▸ **What this task involves**
Pictures stay out; everything else in the records below is copied exactly.

>> Begin Material

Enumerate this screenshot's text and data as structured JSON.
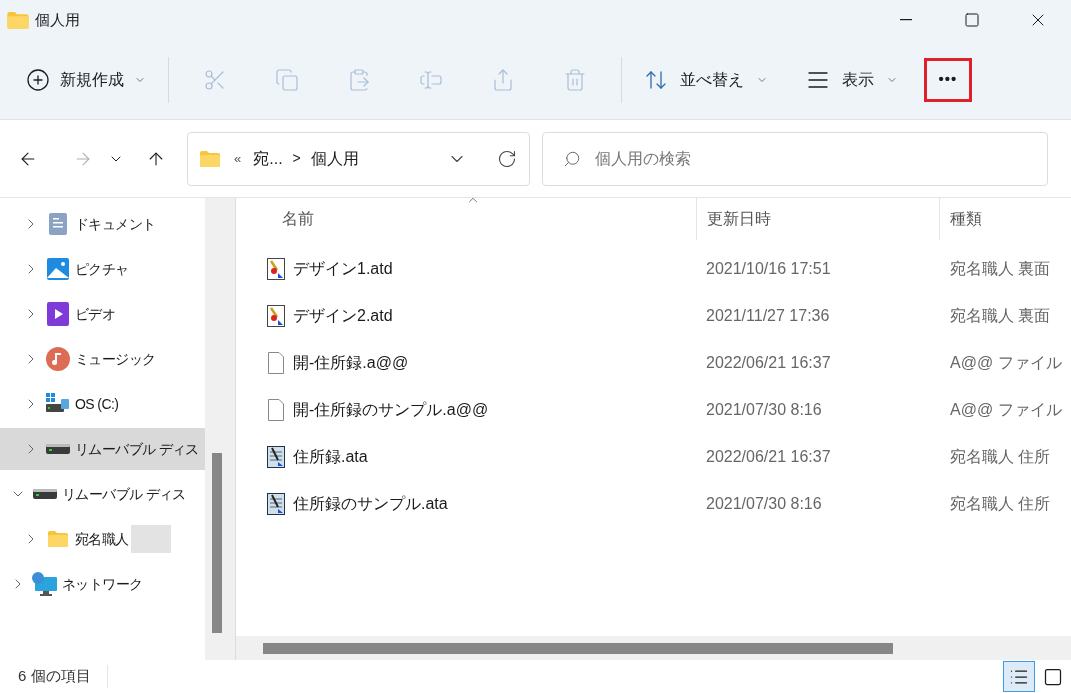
{
  "window": {
    "title": "個人用"
  },
  "toolbar": [
    {
      "kind": "new",
      "label": "新規作成",
      "disabled": false,
      "dropdown": true
    },
    {
      "kind": "divider"
    },
    {
      "kind": "cut",
      "disabled": true
    },
    {
      "kind": "copy",
      "disabled": true
    },
    {
      "kind": "paste",
      "disabled": true
    },
    {
      "kind": "rename",
      "disabled": true
    },
    {
      "kind": "share",
      "disabled": true
    },
    {
      "kind": "delete",
      "disabled": true
    },
    {
      "kind": "divider"
    },
    {
      "kind": "sort",
      "label": "並べ替え",
      "disabled": false,
      "dropdown": true
    },
    {
      "kind": "view",
      "label": "表示",
      "disabled": false,
      "dropdown": true
    },
    {
      "kind": "more",
      "label": "•••",
      "disabled": false,
      "highlighted": true
    }
  ],
  "address": {
    "prefix": "«",
    "crumbs": [
      "宛...",
      "個人用"
    ],
    "separator": ">",
    "forward_disabled": true
  },
  "search": {
    "placeholder": "個人用の検索"
  },
  "sidebar": {
    "items": [
      {
        "kind": "group",
        "children": [
          {
            "kind": "documents",
            "label": "ドキュメント",
            "selected": false,
            "expanded": false
          },
          {
            "kind": "pictures",
            "label": "ピクチャ",
            "selected": false,
            "expanded": false
          },
          {
            "kind": "videos",
            "label": "ビデオ",
            "selected": false,
            "expanded": false
          },
          {
            "kind": "music",
            "label": "ミュージック",
            "selected": false,
            "expanded": false
          },
          {
            "kind": "os_drive",
            "label": "OS (C:)",
            "selected": false,
            "expanded": false
          },
          {
            "kind": "drive",
            "label": "リムーバブル ディス",
            "selected": true,
            "expanded": false
          }
        ]
      },
      {
        "kind": "drive",
        "label": "リムーバブル ディス",
        "selected": false,
        "expanded": true,
        "children": [
          {
            "kind": "folder",
            "label": "宛名職人",
            "selected": false,
            "expanded": false,
            "redacted": true
          }
        ]
      },
      {
        "kind": "network",
        "label": "ネットワーク",
        "selected": false,
        "expanded": false
      }
    ]
  },
  "table": {
    "columns": [
      {
        "label": "名前",
        "sorted": true
      },
      {
        "label": "更新日時",
        "sorted": false
      },
      {
        "label": "種類",
        "sorted": false
      }
    ],
    "rows": [
      {
        "kind": "design",
        "name": "デザイン1.atd",
        "modified": "2021/10/16 17:51",
        "type": "宛名職人 裏面"
      },
      {
        "kind": "design",
        "name": "デザイン2.atd",
        "modified": "2021/11/27 17:36",
        "type": "宛名職人 裏面"
      },
      {
        "kind": "blank",
        "name": "開-住所録.a@@",
        "modified": "2022/06/21 16:37",
        "type": "A@@ ファイル"
      },
      {
        "kind": "blank",
        "name": "開-住所録のサンプル.a@@",
        "modified": "2021/07/30 8:16",
        "type": "A@@ ファイル"
      },
      {
        "kind": "address_book",
        "name": "住所録.ata",
        "modified": "2022/06/21 16:37",
        "type": "宛名職人 住所"
      },
      {
        "kind": "address_book",
        "name": "住所録のサンプル.ata",
        "modified": "2021/07/30 8:16",
        "type": "宛名職人 住所"
      }
    ]
  },
  "status_bar": {
    "count": "6 個の項目",
    "views": [
      {
        "kind": "details",
        "selected": true
      },
      {
        "kind": "tiles",
        "selected": false
      }
    ]
  }
}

>> End Material

▸ **Solution for this exercise**
Enumerate this screenshot's text and data as structured JSON.
{
  "window": {
    "title": "個人用"
  },
  "toolbar": [
    {
      "kind": "new",
      "label": "新規作成",
      "disabled": false,
      "dropdown": true
    },
    {
      "kind": "divider"
    },
    {
      "kind": "cut",
      "disabled": true
    },
    {
      "kind": "copy",
      "disabled": true
    },
    {
      "kind": "paste",
      "disabled": true
    },
    {
      "kind": "rename",
      "disabled": true
    },
    {
      "kind": "share",
      "disabled": true
    },
    {
      "kind": "delete",
      "disabled": true
    },
    {
      "kind": "divider"
    },
    {
      "kind": "sort",
      "label": "並べ替え",
      "disabled": false,
      "dropdown": true
    },
    {
      "kind": "view",
      "label": "表示",
      "disabled": false,
      "dropdown": true
    },
    {
      "kind": "more",
      "label": "•••",
      "disabled": false,
      "highlighted": true
    }
  ],
  "address": {
    "prefix": "«",
    "crumbs": [
      "宛...",
      "個人用"
    ],
    "separator": ">",
    "forward_disabled": true
  },
  "search": {
    "placeholder": "個人用の検索"
  },
  "sidebar": {
    "items": [
      {
        "kind": "group",
        "children": [
          {
            "kind": "documents",
            "label": "ドキュメント",
            "selected": false,
            "expanded": false
          },
          {
            "kind": "pictures",
            "label": "ピクチャ",
            "selected": false,
            "expanded": false
          },
          {
            "kind": "videos",
            "label": "ビデオ",
            "selected": false,
            "expanded": false
          },
          {
            "kind": "music",
            "label": "ミュージック",
            "selected": false,
            "expanded": false
          },
          {
            "kind": "os_drive",
            "label": "OS (C:)",
            "selected": false,
            "expanded": false
          },
          {
            "kind": "drive",
            "label": "リムーバブル ディス",
            "selected": true,
            "expanded": false
          }
        ]
      },
      {
        "kind": "drive",
        "label": "リムーバブル ディス",
        "selected": false,
        "expanded": true,
        "children": [
          {
            "kind": "folder",
            "label": "宛名職人",
            "selected": false,
            "expanded": false,
            "redacted": true
          }
        ]
      },
      {
        "kind": "network",
        "label": "ネットワーク",
        "selected": false,
        "expanded": false
      }
    ]
  },
  "table": {
    "columns": [
      {
        "label": "名前",
        "sorted": true
      },
      {
        "label": "更新日時",
        "sorted": false
      },
      {
        "label": "種類",
        "sorted": false
      }
    ],
    "rows": [
      {
        "kind": "design",
        "name": "デザイン1.atd",
        "modified": "2021/10/16 17:51",
        "type": "宛名職人 裏面"
      },
      {
        "kind": "design",
        "name": "デザイン2.atd",
        "modified": "2021/11/27 17:36",
        "type": "宛名職人 裏面"
      },
      {
        "kind": "blank",
        "name": "開-住所録.a@@",
        "modified": "2022/06/21 16:37",
        "type": "A@@ ファイル"
      },
      {
        "kind": "blank",
        "name": "開-住所録のサンプル.a@@",
        "modified": "2021/07/30 8:16",
        "type": "A@@ ファイル"
      },
      {
        "kind": "address_book",
        "name": "住所録.ata",
        "modified": "2022/06/21 16:37",
        "type": "宛名職人 住所"
      },
      {
        "kind": "address_book",
        "name": "住所録のサンプル.ata",
        "modified": "2021/07/30 8:16",
        "type": "宛名職人 住所"
      }
    ]
  },
  "status_bar": {
    "count": "6 個の項目",
    "views": [
      {
        "kind": "details",
        "selected": true
      },
      {
        "kind": "tiles",
        "selected": false
      }
    ]
  }
}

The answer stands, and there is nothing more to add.